### Supplied material
§

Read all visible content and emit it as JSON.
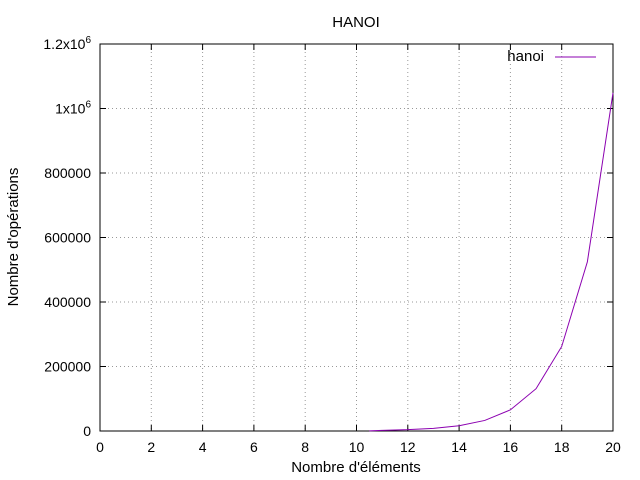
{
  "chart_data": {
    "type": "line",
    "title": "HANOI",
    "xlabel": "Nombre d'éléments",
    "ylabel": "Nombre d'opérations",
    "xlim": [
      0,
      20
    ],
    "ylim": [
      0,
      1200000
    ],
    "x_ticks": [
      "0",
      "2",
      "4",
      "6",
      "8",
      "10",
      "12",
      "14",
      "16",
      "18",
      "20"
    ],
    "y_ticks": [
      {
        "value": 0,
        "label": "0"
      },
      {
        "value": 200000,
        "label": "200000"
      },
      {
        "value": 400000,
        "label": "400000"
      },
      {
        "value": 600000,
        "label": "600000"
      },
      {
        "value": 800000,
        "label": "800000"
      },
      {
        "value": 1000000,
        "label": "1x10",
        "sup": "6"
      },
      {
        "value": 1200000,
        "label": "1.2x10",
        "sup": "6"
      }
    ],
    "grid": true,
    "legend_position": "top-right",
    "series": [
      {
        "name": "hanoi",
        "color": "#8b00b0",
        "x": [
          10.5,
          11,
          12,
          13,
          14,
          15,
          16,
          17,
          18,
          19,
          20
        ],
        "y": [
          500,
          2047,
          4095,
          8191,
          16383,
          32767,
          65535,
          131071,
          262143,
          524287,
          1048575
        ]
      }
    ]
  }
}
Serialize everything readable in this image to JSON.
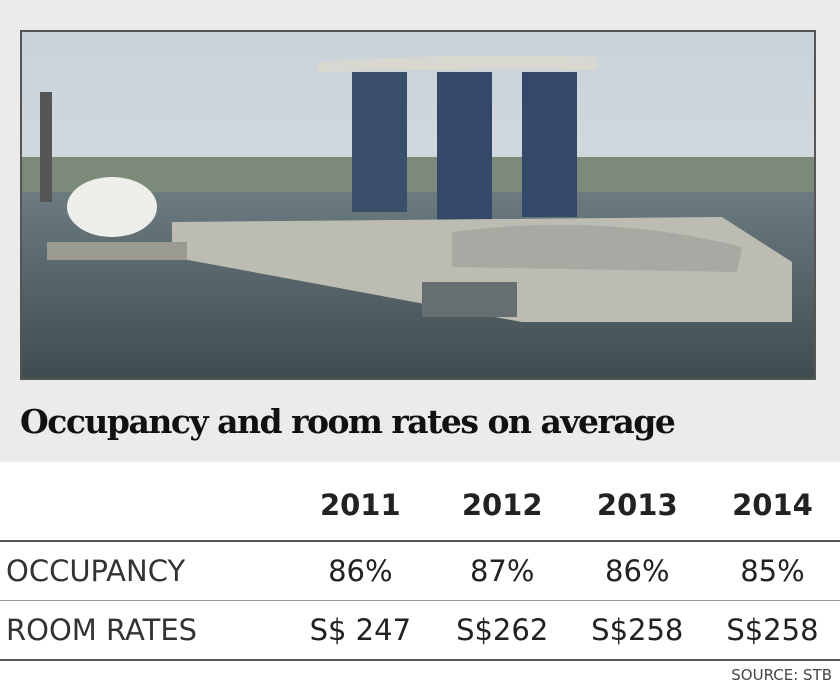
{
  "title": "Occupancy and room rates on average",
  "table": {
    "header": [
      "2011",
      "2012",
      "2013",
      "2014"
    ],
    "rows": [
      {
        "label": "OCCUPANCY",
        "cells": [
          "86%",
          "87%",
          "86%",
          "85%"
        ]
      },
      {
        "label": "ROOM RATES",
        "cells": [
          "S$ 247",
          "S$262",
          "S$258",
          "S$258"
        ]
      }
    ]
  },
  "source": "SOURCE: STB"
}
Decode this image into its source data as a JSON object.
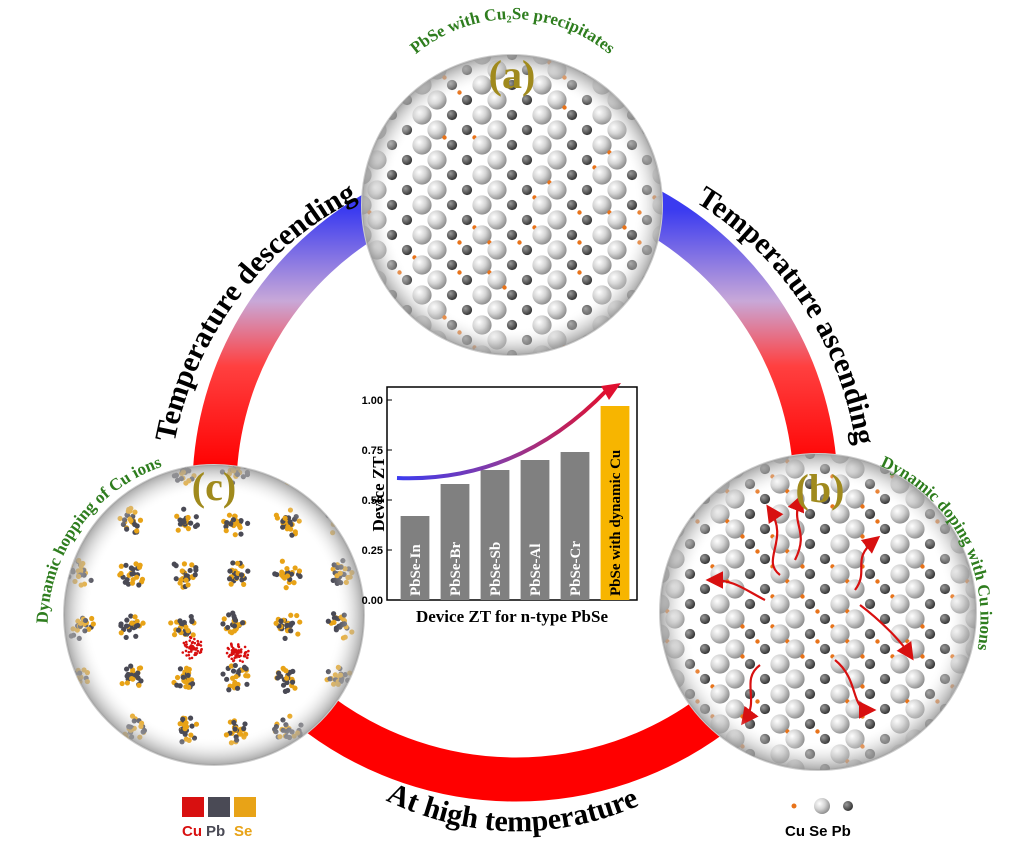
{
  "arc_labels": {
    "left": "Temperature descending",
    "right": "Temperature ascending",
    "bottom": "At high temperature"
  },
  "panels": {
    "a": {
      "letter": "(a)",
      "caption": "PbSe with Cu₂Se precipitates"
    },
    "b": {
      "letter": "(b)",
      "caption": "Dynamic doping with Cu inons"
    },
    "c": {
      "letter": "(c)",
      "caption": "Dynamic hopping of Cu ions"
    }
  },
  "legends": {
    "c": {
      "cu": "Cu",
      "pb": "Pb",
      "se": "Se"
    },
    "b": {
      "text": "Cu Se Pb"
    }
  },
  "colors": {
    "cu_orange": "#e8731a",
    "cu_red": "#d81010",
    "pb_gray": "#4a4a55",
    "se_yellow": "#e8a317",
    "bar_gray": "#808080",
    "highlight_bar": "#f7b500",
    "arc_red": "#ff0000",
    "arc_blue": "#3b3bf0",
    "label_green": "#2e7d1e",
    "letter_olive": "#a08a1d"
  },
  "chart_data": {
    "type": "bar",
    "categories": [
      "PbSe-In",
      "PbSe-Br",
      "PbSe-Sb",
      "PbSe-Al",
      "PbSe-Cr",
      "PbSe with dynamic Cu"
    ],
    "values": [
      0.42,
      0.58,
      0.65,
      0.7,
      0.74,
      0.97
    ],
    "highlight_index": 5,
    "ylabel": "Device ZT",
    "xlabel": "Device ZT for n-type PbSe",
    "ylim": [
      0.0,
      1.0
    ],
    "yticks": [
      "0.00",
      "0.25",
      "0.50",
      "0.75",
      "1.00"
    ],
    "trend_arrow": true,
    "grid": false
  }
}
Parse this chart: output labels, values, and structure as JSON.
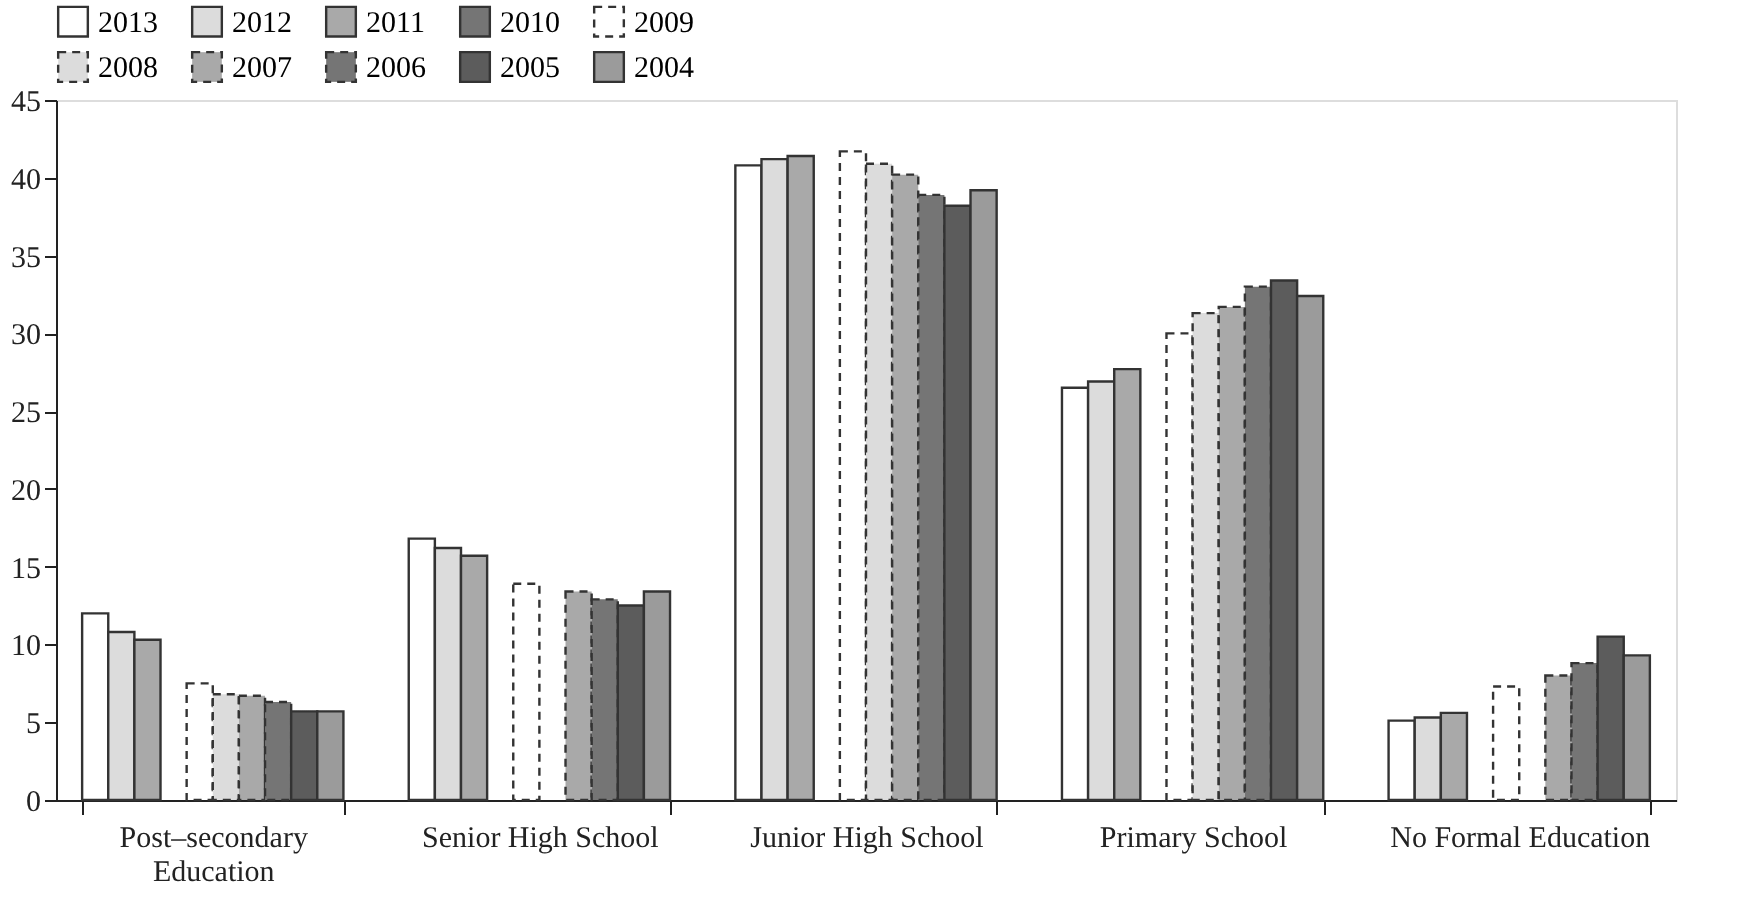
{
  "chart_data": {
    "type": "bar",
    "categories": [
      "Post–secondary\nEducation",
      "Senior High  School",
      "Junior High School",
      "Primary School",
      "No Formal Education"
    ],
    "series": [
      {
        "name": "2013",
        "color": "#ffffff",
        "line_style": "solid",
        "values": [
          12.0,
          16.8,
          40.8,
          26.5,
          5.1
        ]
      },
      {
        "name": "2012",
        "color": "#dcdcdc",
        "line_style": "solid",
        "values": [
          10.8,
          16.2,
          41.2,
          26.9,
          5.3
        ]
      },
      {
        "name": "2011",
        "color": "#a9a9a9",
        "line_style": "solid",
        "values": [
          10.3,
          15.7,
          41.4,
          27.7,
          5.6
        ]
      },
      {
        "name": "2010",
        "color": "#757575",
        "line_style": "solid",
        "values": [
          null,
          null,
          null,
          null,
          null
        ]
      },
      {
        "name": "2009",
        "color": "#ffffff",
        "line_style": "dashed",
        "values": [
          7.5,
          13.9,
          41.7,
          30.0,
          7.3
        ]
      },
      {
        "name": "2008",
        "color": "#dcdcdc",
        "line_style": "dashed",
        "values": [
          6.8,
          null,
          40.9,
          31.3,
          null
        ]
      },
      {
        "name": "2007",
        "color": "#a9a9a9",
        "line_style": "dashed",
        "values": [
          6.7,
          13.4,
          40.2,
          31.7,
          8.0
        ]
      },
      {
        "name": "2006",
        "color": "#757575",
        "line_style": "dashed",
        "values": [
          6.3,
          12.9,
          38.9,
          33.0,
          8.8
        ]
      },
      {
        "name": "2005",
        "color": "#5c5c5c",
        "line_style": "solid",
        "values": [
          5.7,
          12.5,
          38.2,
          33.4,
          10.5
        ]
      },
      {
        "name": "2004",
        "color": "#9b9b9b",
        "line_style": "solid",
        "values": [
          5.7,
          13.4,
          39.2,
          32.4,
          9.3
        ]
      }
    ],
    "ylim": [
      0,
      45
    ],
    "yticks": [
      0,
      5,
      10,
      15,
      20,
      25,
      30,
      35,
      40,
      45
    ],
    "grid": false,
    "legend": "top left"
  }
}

§

### Do this
Without the pictures, extract every entry verbatim.

### Output
Read all visible content and emit it as JSON.
{
  "chart_data": {
    "type": "line",
    "title": "HANOI",
    "xlabel": "Nombre d'éléments",
    "ylabel": "Nombre d'opérations",
    "xlim": [
      0,
      20
    ],
    "ylim": [
      0,
      1200000
    ],
    "x_ticks": [
      "0",
      "2",
      "4",
      "6",
      "8",
      "10",
      "12",
      "14",
      "16",
      "18",
      "20"
    ],
    "y_ticks": [
      {
        "value": 0,
        "label": "0"
      },
      {
        "value": 200000,
        "label": "200000"
      },
      {
        "value": 400000,
        "label": "400000"
      },
      {
        "value": 600000,
        "label": "600000"
      },
      {
        "value": 800000,
        "label": "800000"
      },
      {
        "value": 1000000,
        "label": "1x10",
        "sup": "6"
      },
      {
        "value": 1200000,
        "label": "1.2x10",
        "sup": "6"
      }
    ],
    "grid": true,
    "legend_position": "top-right",
    "series": [
      {
        "name": "hanoi",
        "color": "#8b00b0",
        "x": [
          10.5,
          11,
          12,
          13,
          14,
          15,
          16,
          17,
          18,
          19,
          20
        ],
        "y": [
          500,
          2047,
          4095,
          8191,
          16383,
          32767,
          65535,
          131071,
          262143,
          524287,
          1048575
        ]
      }
    ]
  }
}
Serialize everything readable in this image to JSON.
{
  "title": "Occupancy and room rates on average",
  "table": {
    "header": [
      "2011",
      "2012",
      "2013",
      "2014"
    ],
    "rows": [
      {
        "label": "OCCUPANCY",
        "cells": [
          "86%",
          "87%",
          "86%",
          "85%"
        ]
      },
      {
        "label": "ROOM RATES",
        "cells": [
          "S$ 247",
          "S$262",
          "S$258",
          "S$258"
        ]
      }
    ]
  },
  "source": "SOURCE: STB"
}
Decode this image into its source data as a JSON object.
{
  "arc_labels": {
    "left": "Temperature descending",
    "right": "Temperature ascending",
    "bottom": "At high temperature"
  },
  "panels": {
    "a": {
      "letter": "(a)",
      "caption": "PbSe with Cu₂Se precipitates"
    },
    "b": {
      "letter": "(b)",
      "caption": "Dynamic doping with Cu inons"
    },
    "c": {
      "letter": "(c)",
      "caption": "Dynamic hopping of Cu ions"
    }
  },
  "legends": {
    "c": {
      "cu": "Cu",
      "pb": "Pb",
      "se": "Se"
    },
    "b": {
      "text": "Cu Se Pb"
    }
  },
  "colors": {
    "cu_orange": "#e8731a",
    "cu_red": "#d81010",
    "pb_gray": "#4a4a55",
    "se_yellow": "#e8a317",
    "bar_gray": "#808080",
    "highlight_bar": "#f7b500",
    "arc_red": "#ff0000",
    "arc_blue": "#3b3bf0",
    "label_green": "#2e7d1e",
    "letter_olive": "#a08a1d"
  },
  "chart_data": {
    "type": "bar",
    "categories": [
      "PbSe-In",
      "PbSe-Br",
      "PbSe-Sb",
      "PbSe-Al",
      "PbSe-Cr",
      "PbSe with dynamic Cu"
    ],
    "values": [
      0.42,
      0.58,
      0.65,
      0.7,
      0.74,
      0.97
    ],
    "highlight_index": 5,
    "ylabel": "Device ZT",
    "xlabel": "Device ZT for n-type PbSe",
    "ylim": [
      0.0,
      1.0
    ],
    "yticks": [
      "0.00",
      "0.25",
      "0.50",
      "0.75",
      "1.00"
    ],
    "trend_arrow": true,
    "grid": false
  }
}
Parse this chart: output labels, values, and structure as JSON.
{
  "chart_data": {
    "type": "bar",
    "categories": [
      "Post–secondary\nEducation",
      "Senior High  School",
      "Junior High School",
      "Primary School",
      "No Formal Education"
    ],
    "series": [
      {
        "name": "2013",
        "color": "#ffffff",
        "line_style": "solid",
        "values": [
          12.0,
          16.8,
          40.8,
          26.5,
          5.1
        ]
      },
      {
        "name": "2012",
        "color": "#dcdcdc",
        "line_style": "solid",
        "values": [
          10.8,
          16.2,
          41.2,
          26.9,
          5.3
        ]
      },
      {
        "name": "2011",
        "color": "#a9a9a9",
        "line_style": "solid",
        "values": [
          10.3,
          15.7,
          41.4,
          27.7,
          5.6
        ]
      },
      {
        "name": "2010",
        "color": "#757575",
        "line_style": "solid",
        "values": [
          null,
          null,
          null,
          null,
          null
        ]
      },
      {
        "name": "2009",
        "color": "#ffffff",
        "line_style": "dashed",
        "values": [
          7.5,
          13.9,
          41.7,
          30.0,
          7.3
        ]
      },
      {
        "name": "2008",
        "color": "#dcdcdc",
        "line_style": "dashed",
        "values": [
          6.8,
          null,
          40.9,
          31.3,
          null
        ]
      },
      {
        "name": "2007",
        "color": "#a9a9a9",
        "line_style": "dashed",
        "values": [
          6.7,
          13.4,
          40.2,
          31.7,
          8.0
        ]
      },
      {
        "name": "2006",
        "color": "#757575",
        "line_style": "dashed",
        "values": [
          6.3,
          12.9,
          38.9,
          33.0,
          8.8
        ]
      },
      {
        "name": "2005",
        "color": "#5c5c5c",
        "line_style": "solid",
        "values": [
          5.7,
          12.5,
          38.2,
          33.4,
          10.5
        ]
      },
      {
        "name": "2004",
        "color": "#9b9b9b",
        "line_style": "solid",
        "values": [
          5.7,
          13.4,
          39.2,
          32.4,
          9.3
        ]
      }
    ],
    "ylim": [
      0,
      45
    ],
    "yticks": [
      0,
      5,
      10,
      15,
      20,
      25,
      30,
      35,
      40,
      45
    ],
    "grid": false,
    "legend": "top left"
  }
}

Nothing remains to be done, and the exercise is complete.